- _Collected data entries_:
■ ■ ■ ■

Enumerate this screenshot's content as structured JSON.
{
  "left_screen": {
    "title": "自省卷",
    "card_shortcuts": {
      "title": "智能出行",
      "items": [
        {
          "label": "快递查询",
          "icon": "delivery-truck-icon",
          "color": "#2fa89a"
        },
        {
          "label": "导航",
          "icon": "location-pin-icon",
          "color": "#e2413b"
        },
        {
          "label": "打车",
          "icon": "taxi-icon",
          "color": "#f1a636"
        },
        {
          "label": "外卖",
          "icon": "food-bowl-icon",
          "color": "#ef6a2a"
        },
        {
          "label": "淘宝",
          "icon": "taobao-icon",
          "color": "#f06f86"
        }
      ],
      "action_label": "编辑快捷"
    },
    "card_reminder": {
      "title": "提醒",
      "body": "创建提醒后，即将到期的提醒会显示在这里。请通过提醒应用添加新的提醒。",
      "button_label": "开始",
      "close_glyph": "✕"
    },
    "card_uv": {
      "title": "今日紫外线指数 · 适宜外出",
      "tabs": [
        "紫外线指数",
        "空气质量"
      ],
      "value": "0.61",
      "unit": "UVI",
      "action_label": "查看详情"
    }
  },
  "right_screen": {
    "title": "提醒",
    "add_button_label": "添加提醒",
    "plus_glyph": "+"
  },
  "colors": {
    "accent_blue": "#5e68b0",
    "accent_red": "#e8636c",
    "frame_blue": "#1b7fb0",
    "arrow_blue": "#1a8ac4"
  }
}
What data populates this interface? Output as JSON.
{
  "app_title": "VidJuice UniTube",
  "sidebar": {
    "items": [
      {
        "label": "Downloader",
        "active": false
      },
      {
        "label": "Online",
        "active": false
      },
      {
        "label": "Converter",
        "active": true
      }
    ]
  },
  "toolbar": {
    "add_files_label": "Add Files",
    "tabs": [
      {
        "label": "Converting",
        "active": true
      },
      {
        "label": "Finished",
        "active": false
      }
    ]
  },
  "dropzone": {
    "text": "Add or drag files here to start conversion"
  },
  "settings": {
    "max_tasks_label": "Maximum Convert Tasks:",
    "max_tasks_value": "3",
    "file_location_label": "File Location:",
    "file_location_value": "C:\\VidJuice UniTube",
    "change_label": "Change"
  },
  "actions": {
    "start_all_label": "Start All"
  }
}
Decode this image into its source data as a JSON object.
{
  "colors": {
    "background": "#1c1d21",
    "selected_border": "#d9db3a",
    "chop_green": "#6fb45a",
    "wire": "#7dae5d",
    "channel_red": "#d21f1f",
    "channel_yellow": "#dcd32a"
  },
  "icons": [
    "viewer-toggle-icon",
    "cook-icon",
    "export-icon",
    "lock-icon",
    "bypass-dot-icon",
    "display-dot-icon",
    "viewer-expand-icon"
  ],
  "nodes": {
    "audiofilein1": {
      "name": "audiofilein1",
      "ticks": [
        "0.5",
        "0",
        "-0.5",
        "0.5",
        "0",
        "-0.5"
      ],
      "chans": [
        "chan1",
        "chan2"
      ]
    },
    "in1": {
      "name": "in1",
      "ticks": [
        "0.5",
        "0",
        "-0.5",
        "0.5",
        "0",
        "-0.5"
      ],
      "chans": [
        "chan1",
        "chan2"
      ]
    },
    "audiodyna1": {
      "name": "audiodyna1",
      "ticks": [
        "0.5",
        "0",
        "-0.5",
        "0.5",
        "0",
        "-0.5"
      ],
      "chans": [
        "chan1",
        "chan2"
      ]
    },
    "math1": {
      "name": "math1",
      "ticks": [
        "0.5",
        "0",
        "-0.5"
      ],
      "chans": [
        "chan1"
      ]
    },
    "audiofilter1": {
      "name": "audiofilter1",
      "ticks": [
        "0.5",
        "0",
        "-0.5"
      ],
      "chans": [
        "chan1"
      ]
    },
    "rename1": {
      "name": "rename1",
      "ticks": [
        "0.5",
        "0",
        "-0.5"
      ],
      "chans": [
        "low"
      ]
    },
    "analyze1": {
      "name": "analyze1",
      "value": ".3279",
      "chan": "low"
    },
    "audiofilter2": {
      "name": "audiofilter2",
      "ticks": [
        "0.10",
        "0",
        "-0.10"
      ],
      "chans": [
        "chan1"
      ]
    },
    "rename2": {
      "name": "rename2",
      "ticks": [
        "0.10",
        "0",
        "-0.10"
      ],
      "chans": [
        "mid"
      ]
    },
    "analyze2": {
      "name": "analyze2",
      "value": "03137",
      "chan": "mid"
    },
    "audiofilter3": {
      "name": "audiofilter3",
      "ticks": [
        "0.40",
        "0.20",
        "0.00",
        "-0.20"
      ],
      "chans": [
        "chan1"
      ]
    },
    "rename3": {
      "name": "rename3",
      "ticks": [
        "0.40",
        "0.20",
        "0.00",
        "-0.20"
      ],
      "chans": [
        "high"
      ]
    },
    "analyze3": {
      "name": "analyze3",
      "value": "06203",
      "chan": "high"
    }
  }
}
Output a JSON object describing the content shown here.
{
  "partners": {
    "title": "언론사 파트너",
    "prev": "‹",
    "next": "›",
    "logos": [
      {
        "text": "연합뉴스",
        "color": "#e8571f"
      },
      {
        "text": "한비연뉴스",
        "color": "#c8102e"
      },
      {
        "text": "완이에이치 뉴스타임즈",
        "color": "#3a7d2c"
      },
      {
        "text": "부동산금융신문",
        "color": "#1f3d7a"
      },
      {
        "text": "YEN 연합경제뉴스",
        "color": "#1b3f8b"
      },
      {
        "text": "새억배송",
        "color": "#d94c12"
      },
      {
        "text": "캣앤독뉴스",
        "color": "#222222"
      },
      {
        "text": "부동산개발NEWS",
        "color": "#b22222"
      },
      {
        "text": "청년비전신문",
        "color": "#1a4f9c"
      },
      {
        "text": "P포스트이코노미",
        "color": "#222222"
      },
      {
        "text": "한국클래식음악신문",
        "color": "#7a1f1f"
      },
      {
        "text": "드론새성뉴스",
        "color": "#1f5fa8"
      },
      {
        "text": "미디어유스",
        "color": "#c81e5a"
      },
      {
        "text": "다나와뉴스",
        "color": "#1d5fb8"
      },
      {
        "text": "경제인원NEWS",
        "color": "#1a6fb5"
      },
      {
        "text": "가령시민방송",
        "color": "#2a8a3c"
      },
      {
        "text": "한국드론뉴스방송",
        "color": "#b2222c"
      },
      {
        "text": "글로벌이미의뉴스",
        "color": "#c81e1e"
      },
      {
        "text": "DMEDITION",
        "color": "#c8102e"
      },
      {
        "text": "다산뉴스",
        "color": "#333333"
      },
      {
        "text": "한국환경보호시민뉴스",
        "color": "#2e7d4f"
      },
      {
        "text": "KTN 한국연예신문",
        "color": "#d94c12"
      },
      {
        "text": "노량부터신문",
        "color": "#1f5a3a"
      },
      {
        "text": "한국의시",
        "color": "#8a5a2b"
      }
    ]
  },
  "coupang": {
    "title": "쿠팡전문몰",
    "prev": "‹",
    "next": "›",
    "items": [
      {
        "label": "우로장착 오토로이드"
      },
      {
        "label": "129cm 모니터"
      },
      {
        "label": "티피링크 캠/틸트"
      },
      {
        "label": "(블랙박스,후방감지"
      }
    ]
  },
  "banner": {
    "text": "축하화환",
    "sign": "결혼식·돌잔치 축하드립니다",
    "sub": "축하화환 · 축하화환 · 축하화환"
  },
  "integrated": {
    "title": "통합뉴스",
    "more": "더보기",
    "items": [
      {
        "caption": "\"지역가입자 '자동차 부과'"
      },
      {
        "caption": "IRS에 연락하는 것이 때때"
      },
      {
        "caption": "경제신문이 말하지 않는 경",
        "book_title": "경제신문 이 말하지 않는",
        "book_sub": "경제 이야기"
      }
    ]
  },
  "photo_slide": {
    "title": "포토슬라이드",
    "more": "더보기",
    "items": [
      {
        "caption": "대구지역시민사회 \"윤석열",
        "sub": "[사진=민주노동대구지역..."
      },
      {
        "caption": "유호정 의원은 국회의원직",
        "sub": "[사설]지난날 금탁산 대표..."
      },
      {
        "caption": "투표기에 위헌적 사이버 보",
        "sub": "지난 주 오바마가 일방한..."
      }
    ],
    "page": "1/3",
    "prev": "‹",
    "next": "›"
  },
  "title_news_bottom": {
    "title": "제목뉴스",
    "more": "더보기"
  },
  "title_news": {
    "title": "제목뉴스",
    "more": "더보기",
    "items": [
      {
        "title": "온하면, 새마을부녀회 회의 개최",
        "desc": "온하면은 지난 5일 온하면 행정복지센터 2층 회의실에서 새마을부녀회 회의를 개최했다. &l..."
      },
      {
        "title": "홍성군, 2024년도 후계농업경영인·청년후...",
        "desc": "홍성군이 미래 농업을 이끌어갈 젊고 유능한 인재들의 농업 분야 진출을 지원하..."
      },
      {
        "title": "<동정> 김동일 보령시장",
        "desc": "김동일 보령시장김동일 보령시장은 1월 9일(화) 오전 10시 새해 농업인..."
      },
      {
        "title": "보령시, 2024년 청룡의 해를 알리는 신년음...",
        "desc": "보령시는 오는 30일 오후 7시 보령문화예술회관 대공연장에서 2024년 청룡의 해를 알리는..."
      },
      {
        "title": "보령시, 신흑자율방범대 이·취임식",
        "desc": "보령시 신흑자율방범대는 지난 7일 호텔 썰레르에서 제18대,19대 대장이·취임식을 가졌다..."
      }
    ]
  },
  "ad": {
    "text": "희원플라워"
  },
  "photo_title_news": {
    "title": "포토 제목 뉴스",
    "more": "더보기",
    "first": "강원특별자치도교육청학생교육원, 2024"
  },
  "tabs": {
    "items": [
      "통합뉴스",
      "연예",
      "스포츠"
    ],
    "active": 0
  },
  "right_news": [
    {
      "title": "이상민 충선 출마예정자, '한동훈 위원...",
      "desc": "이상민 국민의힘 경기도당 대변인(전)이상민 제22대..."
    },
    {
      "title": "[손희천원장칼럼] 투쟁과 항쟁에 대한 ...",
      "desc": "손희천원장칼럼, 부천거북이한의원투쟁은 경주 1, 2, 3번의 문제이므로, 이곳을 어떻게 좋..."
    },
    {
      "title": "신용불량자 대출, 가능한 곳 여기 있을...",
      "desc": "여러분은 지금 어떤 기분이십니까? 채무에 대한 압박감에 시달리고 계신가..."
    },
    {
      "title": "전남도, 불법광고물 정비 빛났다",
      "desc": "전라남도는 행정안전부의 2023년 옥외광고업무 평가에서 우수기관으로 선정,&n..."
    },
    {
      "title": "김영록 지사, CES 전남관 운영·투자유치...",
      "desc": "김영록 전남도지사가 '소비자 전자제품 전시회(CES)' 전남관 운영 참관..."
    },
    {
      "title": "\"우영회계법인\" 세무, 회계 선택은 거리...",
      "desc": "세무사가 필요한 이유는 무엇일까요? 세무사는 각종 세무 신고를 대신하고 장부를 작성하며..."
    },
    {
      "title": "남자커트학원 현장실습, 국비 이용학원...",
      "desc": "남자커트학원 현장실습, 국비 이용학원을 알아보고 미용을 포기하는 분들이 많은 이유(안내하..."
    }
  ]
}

■ ■ ■ ■

- _What is needed_:
Check each line of the records for "caption" and copy the ones that contain it.

- _Output of the exercise_:
        "caption": "\"지역가입자 '자동차 부과'"
        "caption": "IRS에 연락하는 것이 때때"
        "caption": "경제신문이 말하지 않는 경",
        "caption": "대구지역시민사회 \"윤석열",
        "caption": "유호정 의원은 국회의원직",
        "caption": "투표기에 위헌적 사이버 보",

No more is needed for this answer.